TASK OBJECTIVE:
Transcribe each line of the records below exactly, excluding any embedded images.
— Begin MATERIAL PROVIDED —
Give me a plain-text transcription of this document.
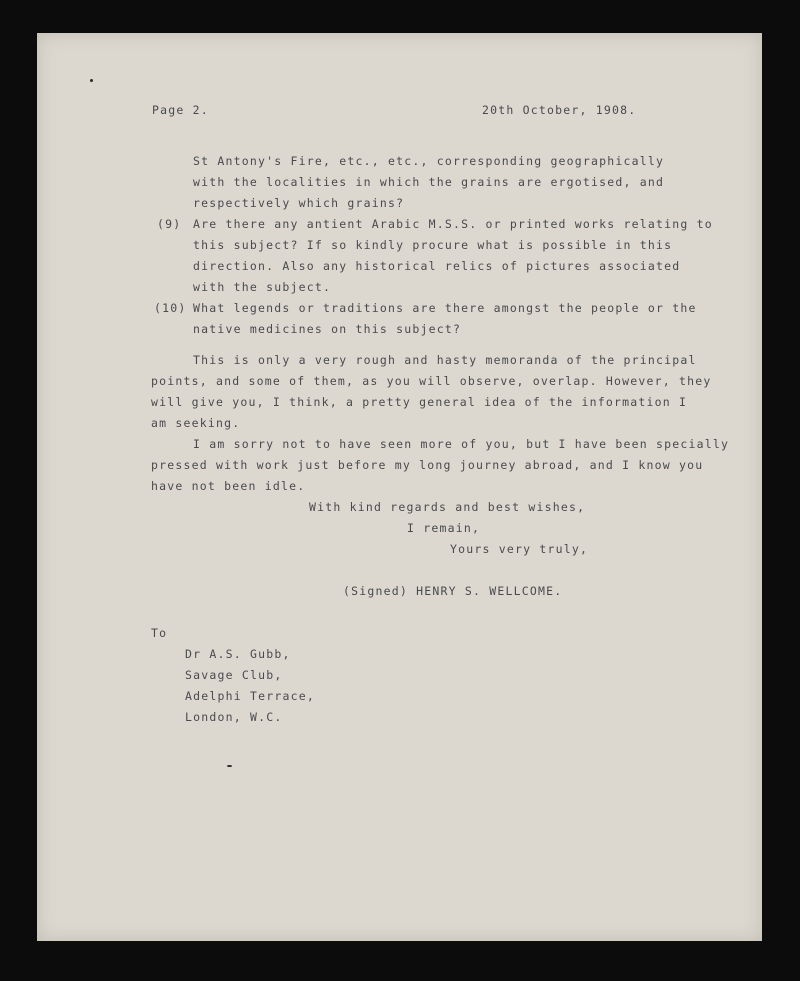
Page 2.	20th October, 1908.
St Antony's Fire, etc., etc., corresponding geographically
with the localities in which the grains are ergotised, and
respectively which grains?
(9) Are there any antient Arabic M.S.S. or printed works relating to
this subject? If so kindly procure what is possible in this
direction. Also any historical relics of pictures associated
with the subject.
(10) What legends or traditions are there amongst the people or the
native medicines on this subject?
This is only a very rough and hasty memoranda of the principal
points, and some of them, as you will observe, overlap. However, they
will give you, I think, a pretty general idea of the information I
am seeking.
I am sorry not to have seen more of you, but I have been specially
pressed with work just before my long journey abroad, and I know you
have not been idle.
With kind regards and best wishes,
I remain,
Yours very truly,
(Signed) HENRY S. WELLCOME.
To
Dr A.S. Gubb,
Savage Club,
Adelphi Terrace,
London, W.C.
— End MATERIAL PROVIDED —
THE RESPONSE:
Give me a plain-text transcription of this document.
Page 2.	20th October, 1908.
St Antony's Fire, etc., etc., corresponding geographically
with the localities in which the grains are ergotised, and
respectively which grains?
(9) Are there any antient Arabic M.S.S. or printed works relating to
this subject? If so kindly procure what is possible in this
direction. Also any historical relics of pictures associated
with the subject.
(10) What legends or traditions are there amongst the people or the
native medicines on this subject?
This is only a very rough and hasty memoranda of the principal
points, and some of them, as you will observe, overlap. However, they
will give you, I think, a pretty general idea of the information I
am seeking.
I am sorry not to have seen more of you, but I have been specially
pressed with work just before my long journey abroad, and I know you
have not been idle.
With kind regards and best wishes,
I remain,
Yours very truly,
(Signed) HENRY S. WELLCOME.
To
Dr A.S. Gubb,
Savage Club,
Adelphi Terrace,
London, W.C.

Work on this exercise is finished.